### STATED EXERCISE
Take each line containing "приборов" and report it exactly as written.

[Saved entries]
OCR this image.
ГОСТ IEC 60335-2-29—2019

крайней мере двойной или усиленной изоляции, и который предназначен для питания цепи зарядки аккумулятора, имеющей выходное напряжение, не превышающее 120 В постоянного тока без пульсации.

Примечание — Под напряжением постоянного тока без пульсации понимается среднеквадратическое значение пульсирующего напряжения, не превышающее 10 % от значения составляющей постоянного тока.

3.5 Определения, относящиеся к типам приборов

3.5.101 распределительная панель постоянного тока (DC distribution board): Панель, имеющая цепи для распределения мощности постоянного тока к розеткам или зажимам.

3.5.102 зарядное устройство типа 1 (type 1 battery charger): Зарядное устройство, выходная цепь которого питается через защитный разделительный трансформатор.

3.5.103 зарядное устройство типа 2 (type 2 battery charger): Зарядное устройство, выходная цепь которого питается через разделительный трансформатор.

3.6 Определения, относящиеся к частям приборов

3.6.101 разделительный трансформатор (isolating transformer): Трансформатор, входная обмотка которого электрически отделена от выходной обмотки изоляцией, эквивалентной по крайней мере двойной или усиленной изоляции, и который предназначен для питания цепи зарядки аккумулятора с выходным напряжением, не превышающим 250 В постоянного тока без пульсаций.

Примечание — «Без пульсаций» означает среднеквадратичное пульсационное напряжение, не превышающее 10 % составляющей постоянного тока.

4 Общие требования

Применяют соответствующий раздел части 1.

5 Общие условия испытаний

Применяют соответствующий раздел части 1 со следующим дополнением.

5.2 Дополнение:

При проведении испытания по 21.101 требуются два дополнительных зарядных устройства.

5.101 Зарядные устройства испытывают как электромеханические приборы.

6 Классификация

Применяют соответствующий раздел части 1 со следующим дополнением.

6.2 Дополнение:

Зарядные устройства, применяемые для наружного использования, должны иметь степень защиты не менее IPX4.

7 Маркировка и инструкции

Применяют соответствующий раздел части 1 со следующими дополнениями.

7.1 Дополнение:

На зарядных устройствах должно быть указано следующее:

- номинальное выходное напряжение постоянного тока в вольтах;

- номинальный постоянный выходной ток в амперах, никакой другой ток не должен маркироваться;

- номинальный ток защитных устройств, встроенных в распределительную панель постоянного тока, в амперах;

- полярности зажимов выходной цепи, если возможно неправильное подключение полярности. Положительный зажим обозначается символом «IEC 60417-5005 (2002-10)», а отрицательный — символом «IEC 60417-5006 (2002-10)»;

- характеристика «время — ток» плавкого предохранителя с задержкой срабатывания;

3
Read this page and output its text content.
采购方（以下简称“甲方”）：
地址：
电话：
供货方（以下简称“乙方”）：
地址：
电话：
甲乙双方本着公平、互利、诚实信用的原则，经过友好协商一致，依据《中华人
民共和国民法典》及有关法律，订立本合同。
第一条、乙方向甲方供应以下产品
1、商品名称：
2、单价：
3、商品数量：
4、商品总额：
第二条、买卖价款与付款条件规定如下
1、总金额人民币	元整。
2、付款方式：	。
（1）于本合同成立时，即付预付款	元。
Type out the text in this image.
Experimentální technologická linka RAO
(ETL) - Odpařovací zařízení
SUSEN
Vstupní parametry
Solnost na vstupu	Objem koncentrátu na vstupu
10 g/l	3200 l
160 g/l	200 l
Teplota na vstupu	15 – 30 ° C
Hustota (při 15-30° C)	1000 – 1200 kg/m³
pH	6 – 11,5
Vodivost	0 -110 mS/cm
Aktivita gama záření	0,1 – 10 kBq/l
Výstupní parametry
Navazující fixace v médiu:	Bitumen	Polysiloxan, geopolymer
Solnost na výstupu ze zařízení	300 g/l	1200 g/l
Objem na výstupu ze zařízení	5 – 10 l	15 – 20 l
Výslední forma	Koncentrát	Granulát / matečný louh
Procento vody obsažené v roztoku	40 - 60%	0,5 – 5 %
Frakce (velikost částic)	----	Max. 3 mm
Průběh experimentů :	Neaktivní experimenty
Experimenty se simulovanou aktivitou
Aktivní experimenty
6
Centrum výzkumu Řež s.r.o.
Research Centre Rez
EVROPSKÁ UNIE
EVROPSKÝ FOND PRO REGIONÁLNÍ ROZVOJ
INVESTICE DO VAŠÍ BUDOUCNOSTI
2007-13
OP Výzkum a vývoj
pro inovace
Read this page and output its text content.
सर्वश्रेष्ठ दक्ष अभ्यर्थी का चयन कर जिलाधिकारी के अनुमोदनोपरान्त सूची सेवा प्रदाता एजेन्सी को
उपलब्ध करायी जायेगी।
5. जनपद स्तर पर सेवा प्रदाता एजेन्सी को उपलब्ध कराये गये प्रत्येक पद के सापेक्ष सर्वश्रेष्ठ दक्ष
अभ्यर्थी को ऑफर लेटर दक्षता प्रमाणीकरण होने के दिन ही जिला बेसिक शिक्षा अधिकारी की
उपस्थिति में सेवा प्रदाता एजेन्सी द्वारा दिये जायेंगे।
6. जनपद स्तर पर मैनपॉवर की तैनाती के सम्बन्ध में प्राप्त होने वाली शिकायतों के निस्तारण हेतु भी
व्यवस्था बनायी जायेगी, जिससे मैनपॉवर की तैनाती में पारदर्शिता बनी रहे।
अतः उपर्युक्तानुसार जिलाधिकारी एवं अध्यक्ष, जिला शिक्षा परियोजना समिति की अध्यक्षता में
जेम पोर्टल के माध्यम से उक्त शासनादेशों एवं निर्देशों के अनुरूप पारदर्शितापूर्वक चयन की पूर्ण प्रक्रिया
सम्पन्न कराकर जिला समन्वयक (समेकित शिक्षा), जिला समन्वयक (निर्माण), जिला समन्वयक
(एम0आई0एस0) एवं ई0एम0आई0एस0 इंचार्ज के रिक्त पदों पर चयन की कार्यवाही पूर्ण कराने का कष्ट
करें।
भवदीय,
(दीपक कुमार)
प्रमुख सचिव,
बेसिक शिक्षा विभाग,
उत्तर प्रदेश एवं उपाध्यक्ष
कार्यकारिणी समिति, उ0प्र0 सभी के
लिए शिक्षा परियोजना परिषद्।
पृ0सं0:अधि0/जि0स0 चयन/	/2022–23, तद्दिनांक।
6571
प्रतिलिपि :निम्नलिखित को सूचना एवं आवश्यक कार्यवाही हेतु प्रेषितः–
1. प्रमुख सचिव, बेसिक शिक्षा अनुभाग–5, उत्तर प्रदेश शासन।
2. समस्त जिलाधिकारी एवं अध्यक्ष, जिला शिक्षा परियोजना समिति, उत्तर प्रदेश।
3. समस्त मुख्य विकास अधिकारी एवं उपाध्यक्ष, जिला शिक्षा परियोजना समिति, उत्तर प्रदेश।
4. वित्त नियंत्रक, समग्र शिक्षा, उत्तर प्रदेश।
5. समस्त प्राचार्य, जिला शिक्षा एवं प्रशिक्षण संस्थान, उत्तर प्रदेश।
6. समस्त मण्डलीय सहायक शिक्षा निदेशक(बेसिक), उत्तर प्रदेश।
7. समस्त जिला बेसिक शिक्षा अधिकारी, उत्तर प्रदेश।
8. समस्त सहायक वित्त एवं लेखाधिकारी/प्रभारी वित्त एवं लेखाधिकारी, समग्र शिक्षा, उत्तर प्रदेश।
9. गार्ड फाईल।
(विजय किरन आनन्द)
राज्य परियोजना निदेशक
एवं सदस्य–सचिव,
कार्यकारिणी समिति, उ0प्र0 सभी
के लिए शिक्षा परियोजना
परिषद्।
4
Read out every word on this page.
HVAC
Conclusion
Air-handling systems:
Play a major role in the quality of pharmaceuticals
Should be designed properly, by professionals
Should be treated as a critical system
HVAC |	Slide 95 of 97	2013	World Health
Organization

### EXPECTED ANSWER
3.5 Определения, относящиеся к типам приборов
3.6 Определения, относящиеся к частям приборов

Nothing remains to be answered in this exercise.